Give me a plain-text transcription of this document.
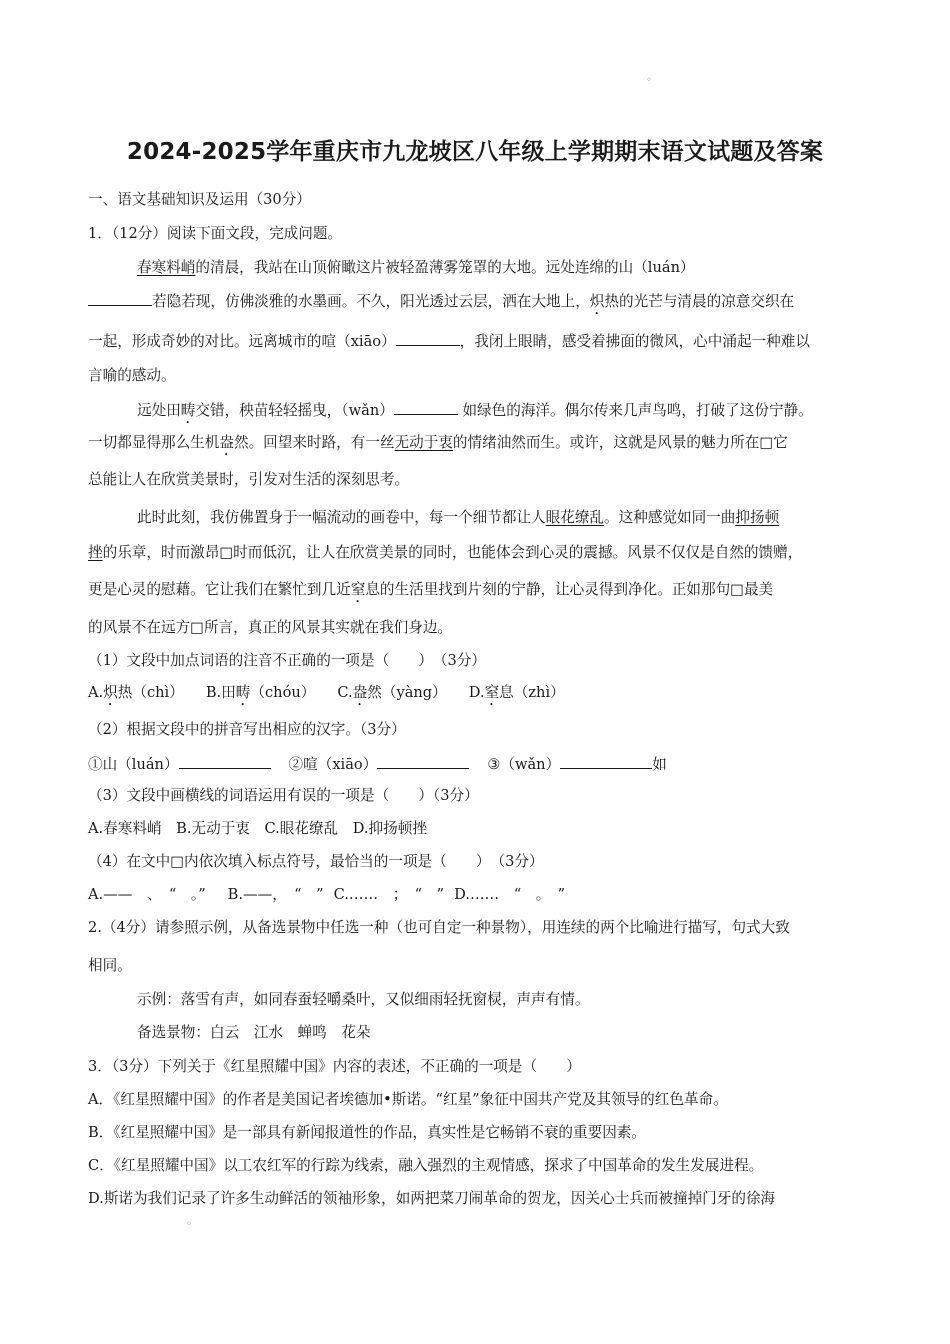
◦
2024-2025学年重庆市九龙坡区八年级上学期期末语文试题及答案
一、语文基础知识及运用（30分）
1．（12分）阅读下面文段，完成问题。
春寒料峭的清晨，我站在山顶俯瞰这片被轻盈薄雾笼罩的大地。远处连绵的山（luán）
若隐若现，仿佛淡雅的水墨画。不久，阳光透过云层，洒在大地上，炽热的光芒与清晨的凉意交织在
一起，形成奇妙的对比。远离城市的喧（xiāo）	，我闭上眼睛，感受着拂面的微风，心中涌起一种难以
言喻的感动。
远处田畴交错，秧苗轻轻摇曳，（wǎn）	如绿色的海洋。偶尔传来几声鸟鸣，打破了这份宁静。
一切都显得那么生机盎然。回望来时路，有一丝无动于衷的情绪油然而生。或许，这就是风景的魅力所在□它
总能让人在欣赏美景时，引发对生活的深刻思考。
此时此刻，我仿佛置身于一幅流动的画卷中，每一个细节都让人眼花缭乱。这种感觉如同一曲抑扬顿
挫的乐章，时而激昂□时而低沉，让人在欣赏美景的同时，也能体会到心灵的震撼。风景不仅仅是自然的馈赠，
更是心灵的慰藉。它让我们在繁忙到几近窒息的生活里找到片刻的宁静，让心灵得到净化。正如那句□最美
的风景不在远方□所言，真正的风景其实就在我们身边。
（1）文段中加点词语的注音不正确的一项是（　　）　（3分）
A.炽热（chì） B.田畴（chóu） C.盎然（yàng） D.窒息（zhì）
（2）根据文段中的拼音写出相应的汉字。（3分）
①山（luán）	②喧（xiāo）	③（wǎn）	如
（3）文段中画横线的词语运用有误的一项是（　　）（3分）
A.春寒料峭　B.无动于衷　C.眼花缭乱　D.抑扬顿挫
（4）在文中□内依次填入标点符号，最恰当的一项是（　　）　（3分）
A.——　、　“　。” B.——，　“　” C.……　；　“　” D.……　“　。　”
2.（4分）请参照示例，从备选景物中任选一种（也可自定一种景物），用连续的两个比喻进行描写，句式大致
相同。
示例：落雪有声，如同春蚕轻嚼桑叶，又似细雨轻抚窗棂，声声有情。
备选景物：白云　江水　蝉鸣　花朵
3．（3分）下列关于《红星照耀中国》内容的表述，不正确的一项是（　　）
A．《红星照耀中国》的作者是美国记者埃德加•斯诺。“红星”象征中国共产党及其领导的红色革命。
B．《红星照耀中国》是一部具有新闻报道性的作品，真实性是它畅销不衰的重要因素。
C．《红星照耀中国》以工农红军的行踪为线索，融入强烈的主观情感，探求了中国革命的发生发展进程。
D.斯诺为我们记录了许多生动鲜活的领袖形象，如两把菜刀闹革命的贺龙，因关心士兵而被撞掉门牙的徐海
◦
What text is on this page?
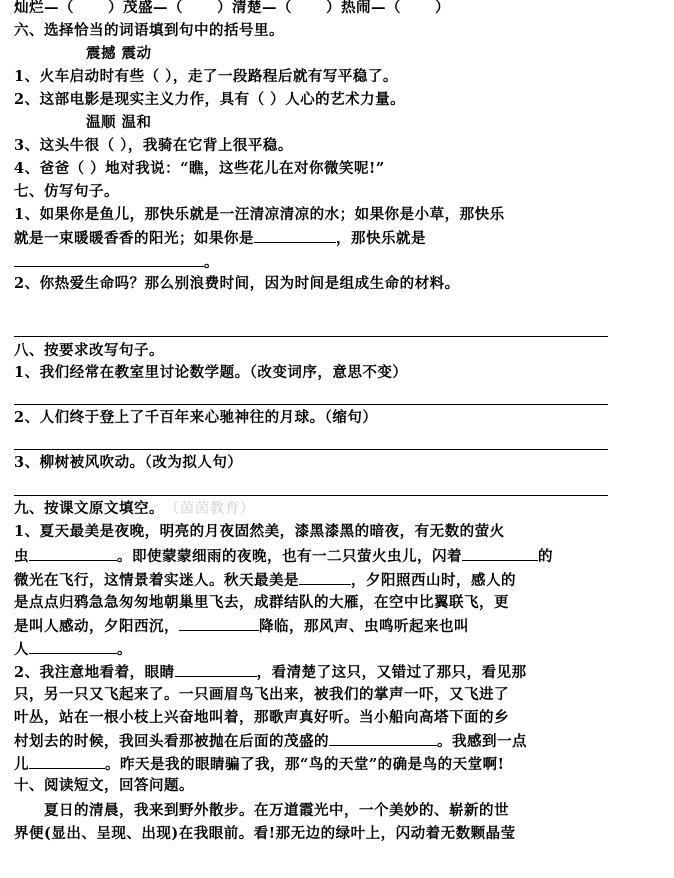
灿烂—（ ）茂盛—（ ）清楚—（ ）热闹—（ ）
六、选择恰当的词语填到句中的括号里。
震撼 震动
1、火车启动时有些（ ），走了一段路程后就有写平稳了。
2、这部电影是现实主义力作，具有（ ）人心的艺术力量。
温顺 温和
3、这头牛很（ ），我骑在它背上很平稳。
4、爸爸（ ）地对我说：“瞧，这些花儿在对你微笑呢!”
七、仿写句子。
1、如果你是鱼儿，那快乐就是一汪清凉清凉的水；如果你是小草，那快乐
就是一束暖暖香香的阳光；如果你是	，那快乐就是
。
2、你热爱生命吗？那么别浪费时间，因为时间是组成生命的材料。
八、按要求改写句子。
1、我们经常在教室里讨论数学题。（改变词序，意思不变）
2、人们终于登上了千百年来心驰神往的月球。（缩句）
3、柳树被风吹动。（改为拟人句）
九、按课文原文填空。 （茵茵教育）
1、夏天最美是夜晚，明亮的月夜固然美，漆黑漆黑的暗夜，有无数的萤火
虫	。即使蒙蒙细雨的夜晚，也有一二只萤火虫儿，闪着	的
微光在飞行，这情景着实迷人。秋天最美是	，夕阳照西山时，感人的
是点点归鸦急急匆匆地朝巢里飞去，成群结队的大雁，在空中比翼联飞，更
是叫人感动，夕阳西沉，	降临，那风声、虫鸣听起来也叫
人	。
2、我注意地看着，眼睛	，看清楚了这只，又错过了那只，看见那
只，另一只又飞起来了。一只画眉鸟飞出来，被我们的掌声一吓，又飞进了
叶丛，站在一根小枝上兴奋地叫着，那歌声真好听。当小船向高塔下面的乡
村划去的时候，我回头看那被抛在后面的茂盛的	。我感到一点
儿	。昨天是我的眼睛骗了我，那“鸟的天堂”的确是鸟的天堂啊!
十、阅读短文，回答问题。
夏日的清晨，我来到野外散步。在万道霞光中，一个美妙的、崭新的世
界便(显出、呈现、出现)在我眼前。看!那无边的绿叶上，闪动着无数颗晶莹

**Written request**
Write every record out again exactly; no pictures belong in the copy.

**Result of this task**
Give me a plain-text transcription of this document.
◦
2024-2025学年重庆市九龙坡区八年级上学期期末语文试题及答案
一、语文基础知识及运用（30分）
1．（12分）阅读下面文段，完成问题。
春寒料峭的清晨，我站在山顶俯瞰这片被轻盈薄雾笼罩的大地。远处连绵的山（luán）
若隐若现，仿佛淡雅的水墨画。不久，阳光透过云层，洒在大地上，炽热的光芒与清晨的凉意交织在
一起，形成奇妙的对比。远离城市的喧（xiāo）	，我闭上眼睛，感受着拂面的微风，心中涌起一种难以
言喻的感动。
远处田畴交错，秧苗轻轻摇曳，（wǎn）	如绿色的海洋。偶尔传来几声鸟鸣，打破了这份宁静。
一切都显得那么生机盎然。回望来时路，有一丝无动于衷的情绪油然而生。或许，这就是风景的魅力所在□它
总能让人在欣赏美景时，引发对生活的深刻思考。
此时此刻，我仿佛置身于一幅流动的画卷中，每一个细节都让人眼花缭乱。这种感觉如同一曲抑扬顿
挫的乐章，时而激昂□时而低沉，让人在欣赏美景的同时，也能体会到心灵的震撼。风景不仅仅是自然的馈赠，
更是心灵的慰藉。它让我们在繁忙到几近窒息的生活里找到片刻的宁静，让心灵得到净化。正如那句□最美
的风景不在远方□所言，真正的风景其实就在我们身边。
（1）文段中加点词语的注音不正确的一项是（　　）　（3分）
A.炽热（chì） B.田畴（chóu） C.盎然（yàng） D.窒息（zhì）
（2）根据文段中的拼音写出相应的汉字。（3分）
①山（luán）	②喧（xiāo）	③（wǎn）	如
（3）文段中画横线的词语运用有误的一项是（　　）（3分）
A.春寒料峭　B.无动于衷　C.眼花缭乱　D.抑扬顿挫
（4）在文中□内依次填入标点符号，最恰当的一项是（　　）　（3分）
A.——　、　“　。” B.——，　“　” C.……　；　“　” D.……　“　。　”
2.（4分）请参照示例，从备选景物中任选一种（也可自定一种景物），用连续的两个比喻进行描写，句式大致
相同。
示例：落雪有声，如同春蚕轻嚼桑叶，又似细雨轻抚窗棂，声声有情。
备选景物：白云　江水　蝉鸣　花朵
3．（3分）下列关于《红星照耀中国》内容的表述，不正确的一项是（　　）
A．《红星照耀中国》的作者是美国记者埃德加•斯诺。“红星”象征中国共产党及其领导的红色革命。
B．《红星照耀中国》是一部具有新闻报道性的作品，真实性是它畅销不衰的重要因素。
C．《红星照耀中国》以工农红军的行踪为线索，融入强烈的主观情感，探求了中国革命的发生发展进程。
D.斯诺为我们记录了许多生动鲜活的领袖形象，如两把菜刀闹革命的贺龙，因关心士兵而被撞掉门牙的徐海
◦
What text is on this page?
灿烂—（ ）茂盛—（ ）清楚—（ ）热闹—（ ）
六、选择恰当的词语填到句中的括号里。
震撼 震动
1、火车启动时有些（ ），走了一段路程后就有写平稳了。
2、这部电影是现实主义力作，具有（ ）人心的艺术力量。
温顺 温和
3、这头牛很（ ），我骑在它背上很平稳。
4、爸爸（ ）地对我说：“瞧，这些花儿在对你微笑呢!”
七、仿写句子。
1、如果你是鱼儿，那快乐就是一汪清凉清凉的水；如果你是小草，那快乐
就是一束暖暖香香的阳光；如果你是	，那快乐就是
。
2、你热爱生命吗？那么别浪费时间，因为时间是组成生命的材料。
八、按要求改写句子。
1、我们经常在教室里讨论数学题。（改变词序，意思不变）
2、人们终于登上了千百年来心驰神往的月球。（缩句）
3、柳树被风吹动。（改为拟人句）
九、按课文原文填空。 （茵茵教育）
1、夏天最美是夜晚，明亮的月夜固然美，漆黑漆黑的暗夜，有无数的萤火
虫	。即使蒙蒙细雨的夜晚，也有一二只萤火虫儿，闪着	的
微光在飞行，这情景着实迷人。秋天最美是	，夕阳照西山时，感人的
是点点归鸦急急匆匆地朝巢里飞去，成群结队的大雁，在空中比翼联飞，更
是叫人感动，夕阳西沉，	降临，那风声、虫鸣听起来也叫
人	。
2、我注意地看着，眼睛	，看清楚了这只，又错过了那只，看见那
只，另一只又飞起来了。一只画眉鸟飞出来，被我们的掌声一吓，又飞进了
叶丛，站在一根小枝上兴奋地叫着，那歌声真好听。当小船向高塔下面的乡
村划去的时候，我回头看那被抛在后面的茂盛的	。我感到一点
儿	。昨天是我的眼睛骗了我，那“鸟的天堂”的确是鸟的天堂啊!
十、阅读短文，回答问题。
夏日的清晨，我来到野外散步。在万道霞光中，一个美妙的、崭新的世
界便(显出、呈现、出现)在我眼前。看!那无边的绿叶上，闪动着无数颗晶莹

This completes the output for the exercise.